● **JOB**: Copy the records below exactly, omitting any pictures they contain.

● **TASK INPUT**:
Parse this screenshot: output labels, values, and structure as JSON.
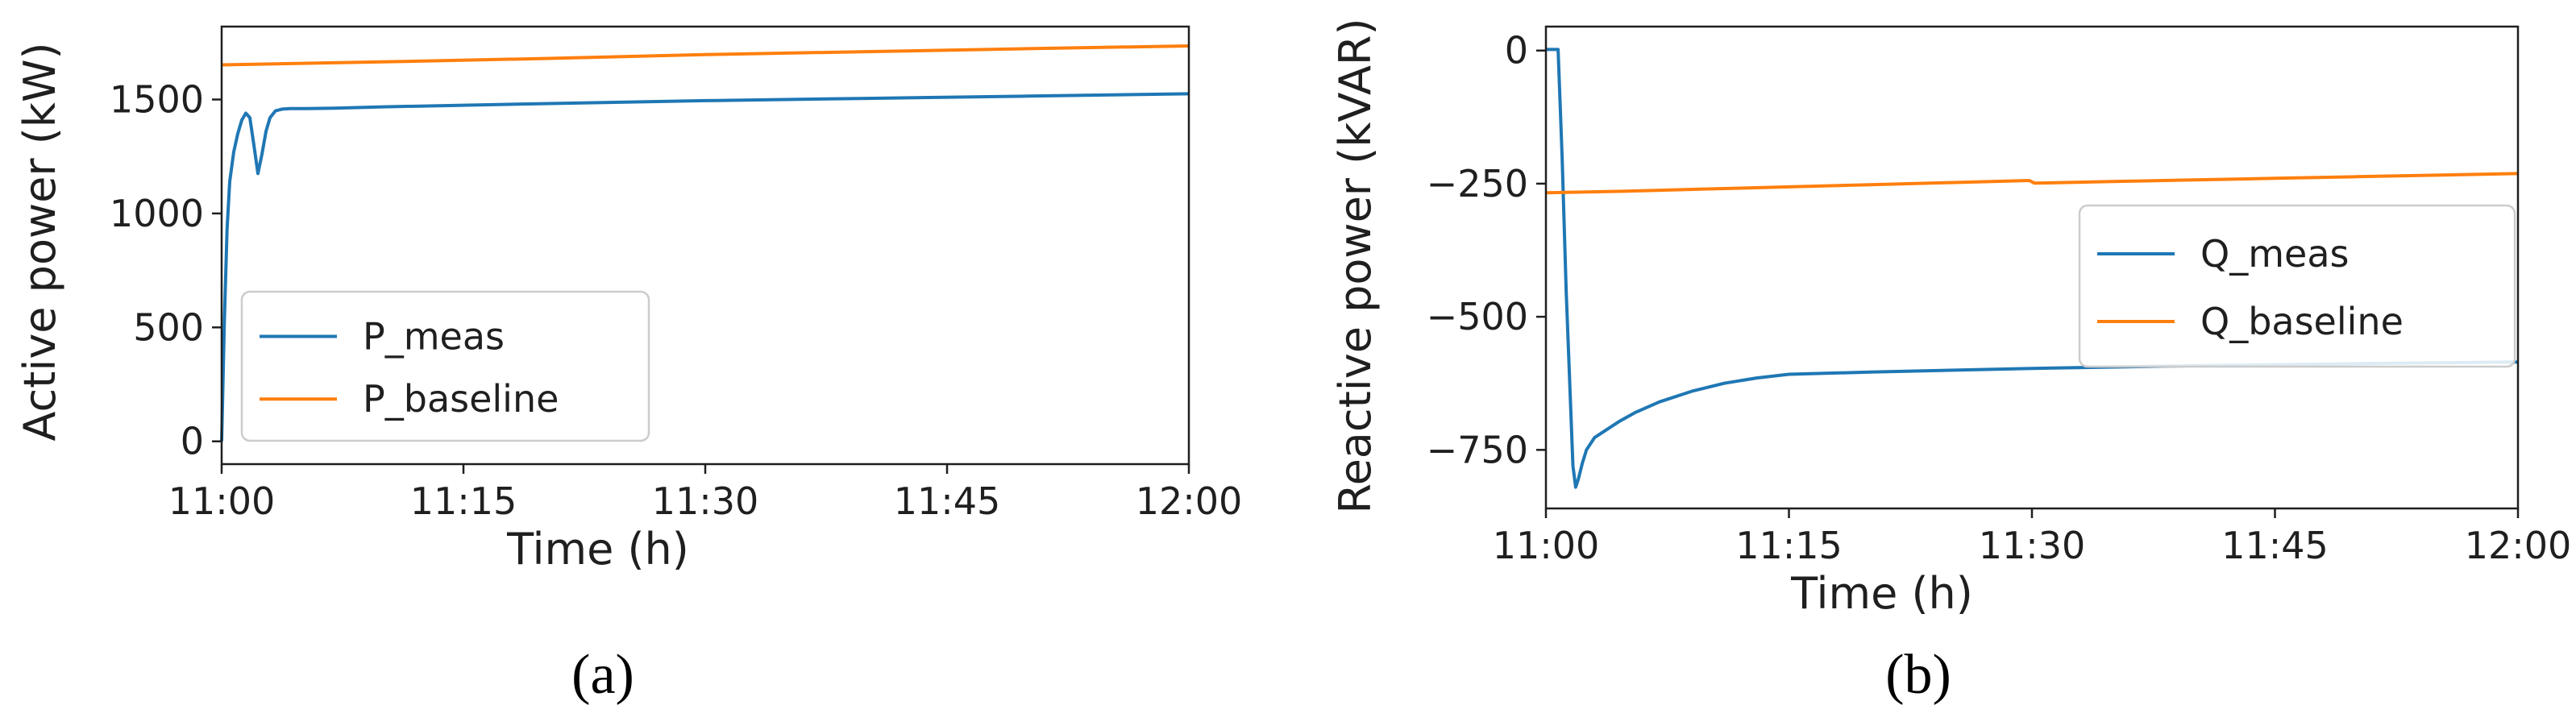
{
  "captions": [
    "(a)",
    "(b)"
  ],
  "colors": {
    "series_1": "#1f77b4",
    "series_2": "#ff7f0e",
    "axis": "#1f1f1f",
    "legend_border": "#cccccc"
  },
  "chart_data": [
    {
      "type": "line",
      "xlabel": "Time (h)",
      "ylabel": "Active power (kW)",
      "xticks": [
        "11:00",
        "11:15",
        "11:30",
        "11:45",
        "12:00"
      ],
      "xlim": [
        "11:00",
        "12:00"
      ],
      "yticks": [
        "0",
        "500",
        "1000",
        "1500"
      ],
      "ylim": [
        -100,
        1820
      ],
      "legend": {
        "position": "lower-left"
      },
      "series": [
        {
          "name": "P_meas",
          "x": [
            "11:00:00",
            "11:00:10",
            "11:00:20",
            "11:00:30",
            "11:00:45",
            "11:01:00",
            "11:01:15",
            "11:01:30",
            "11:01:45",
            "11:02:00",
            "11:02:15",
            "11:02:30",
            "11:02:45",
            "11:03:00",
            "11:03:20",
            "11:03:45",
            "11:04:15",
            "11:05:00",
            "11:07:00",
            "11:10:00",
            "11:15:00",
            "11:20:00",
            "11:30:00",
            "11:40:00",
            "11:50:00",
            "12:00:00"
          ],
          "y": [
            0,
            520,
            930,
            1140,
            1270,
            1350,
            1410,
            1440,
            1420,
            1300,
            1175,
            1260,
            1360,
            1420,
            1450,
            1458,
            1460,
            1460,
            1462,
            1468,
            1475,
            1482,
            1495,
            1505,
            1515,
            1525
          ]
        },
        {
          "name": "P_baseline",
          "x": [
            "11:00:00",
            "11:10:00",
            "11:20:00",
            "11:30:00",
            "11:40:00",
            "11:50:00",
            "12:00:00"
          ],
          "y": [
            1652,
            1665,
            1680,
            1697,
            1710,
            1723,
            1735
          ]
        }
      ]
    },
    {
      "type": "line",
      "xlabel": "Time (h)",
      "ylabel": "Reactive power (kVAR)",
      "xticks": [
        "11:00",
        "11:15",
        "11:30",
        "11:45",
        "12:00"
      ],
      "xlim": [
        "11:00",
        "12:00"
      ],
      "yticks": [
        "0",
        "−250",
        "−500",
        "−750"
      ],
      "ylim": [
        -860,
        45
      ],
      "legend": {
        "position": "center-right"
      },
      "series": [
        {
          "name": "Q_meas",
          "x": [
            "11:00:00",
            "11:00:45",
            "11:01:00",
            "11:01:15",
            "11:01:30",
            "11:01:40",
            "11:01:50",
            "11:02:00",
            "11:02:15",
            "11:02:30",
            "11:03:00",
            "11:03:45",
            "11:04:30",
            "11:05:30",
            "11:07:00",
            "11:09:00",
            "11:11:00",
            "11:13:00",
            "11:15:00",
            "11:20:00",
            "11:30:00",
            "11:40:00",
            "11:50:00",
            "12:00:00"
          ],
          "y": [
            2,
            2,
            -200,
            -450,
            -650,
            -780,
            -820,
            -805,
            -775,
            -750,
            -727,
            -712,
            -697,
            -680,
            -660,
            -640,
            -625,
            -615,
            -608,
            -604,
            -597,
            -592,
            -588,
            -585
          ]
        },
        {
          "name": "Q_baseline",
          "x": [
            "11:00:00",
            "11:05:00",
            "11:10:00",
            "11:15:00",
            "11:20:00",
            "11:25:00",
            "11:29:50",
            "11:30:10",
            "11:35:00",
            "11:40:00",
            "11:45:00",
            "11:50:00",
            "11:55:00",
            "12:00:00"
          ],
          "y": [
            -267,
            -264,
            -260,
            -256,
            -252,
            -248,
            -244,
            -249,
            -246,
            -243,
            -240,
            -237,
            -234,
            -231
          ]
        }
      ]
    }
  ]
}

● **COMPLETE RESPONSE**:
Parse this screenshot: output labels, values, and structure as JSON.
{
  "captions": [
    "(a)",
    "(b)"
  ],
  "colors": {
    "series_1": "#1f77b4",
    "series_2": "#ff7f0e",
    "axis": "#1f1f1f",
    "legend_border": "#cccccc"
  },
  "chart_data": [
    {
      "type": "line",
      "xlabel": "Time (h)",
      "ylabel": "Active power (kW)",
      "xticks": [
        "11:00",
        "11:15",
        "11:30",
        "11:45",
        "12:00"
      ],
      "xlim": [
        "11:00",
        "12:00"
      ],
      "yticks": [
        "0",
        "500",
        "1000",
        "1500"
      ],
      "ylim": [
        -100,
        1820
      ],
      "legend": {
        "position": "lower-left"
      },
      "series": [
        {
          "name": "P_meas",
          "x": [
            "11:00:00",
            "11:00:10",
            "11:00:20",
            "11:00:30",
            "11:00:45",
            "11:01:00",
            "11:01:15",
            "11:01:30",
            "11:01:45",
            "11:02:00",
            "11:02:15",
            "11:02:30",
            "11:02:45",
            "11:03:00",
            "11:03:20",
            "11:03:45",
            "11:04:15",
            "11:05:00",
            "11:07:00",
            "11:10:00",
            "11:15:00",
            "11:20:00",
            "11:30:00",
            "11:40:00",
            "11:50:00",
            "12:00:00"
          ],
          "y": [
            0,
            520,
            930,
            1140,
            1270,
            1350,
            1410,
            1440,
            1420,
            1300,
            1175,
            1260,
            1360,
            1420,
            1450,
            1458,
            1460,
            1460,
            1462,
            1468,
            1475,
            1482,
            1495,
            1505,
            1515,
            1525
          ]
        },
        {
          "name": "P_baseline",
          "x": [
            "11:00:00",
            "11:10:00",
            "11:20:00",
            "11:30:00",
            "11:40:00",
            "11:50:00",
            "12:00:00"
          ],
          "y": [
            1652,
            1665,
            1680,
            1697,
            1710,
            1723,
            1735
          ]
        }
      ]
    },
    {
      "type": "line",
      "xlabel": "Time (h)",
      "ylabel": "Reactive power (kVAR)",
      "xticks": [
        "11:00",
        "11:15",
        "11:30",
        "11:45",
        "12:00"
      ],
      "xlim": [
        "11:00",
        "12:00"
      ],
      "yticks": [
        "0",
        "−250",
        "−500",
        "−750"
      ],
      "ylim": [
        -860,
        45
      ],
      "legend": {
        "position": "center-right"
      },
      "series": [
        {
          "name": "Q_meas",
          "x": [
            "11:00:00",
            "11:00:45",
            "11:01:00",
            "11:01:15",
            "11:01:30",
            "11:01:40",
            "11:01:50",
            "11:02:00",
            "11:02:15",
            "11:02:30",
            "11:03:00",
            "11:03:45",
            "11:04:30",
            "11:05:30",
            "11:07:00",
            "11:09:00",
            "11:11:00",
            "11:13:00",
            "11:15:00",
            "11:20:00",
            "11:30:00",
            "11:40:00",
            "11:50:00",
            "12:00:00"
          ],
          "y": [
            2,
            2,
            -200,
            -450,
            -650,
            -780,
            -820,
            -805,
            -775,
            -750,
            -727,
            -712,
            -697,
            -680,
            -660,
            -640,
            -625,
            -615,
            -608,
            -604,
            -597,
            -592,
            -588,
            -585
          ]
        },
        {
          "name": "Q_baseline",
          "x": [
            "11:00:00",
            "11:05:00",
            "11:10:00",
            "11:15:00",
            "11:20:00",
            "11:25:00",
            "11:29:50",
            "11:30:10",
            "11:35:00",
            "11:40:00",
            "11:45:00",
            "11:50:00",
            "11:55:00",
            "12:00:00"
          ],
          "y": [
            -267,
            -264,
            -260,
            -256,
            -252,
            -248,
            -244,
            -249,
            -246,
            -243,
            -240,
            -237,
            -234,
            -231
          ]
        }
      ]
    }
  ]
}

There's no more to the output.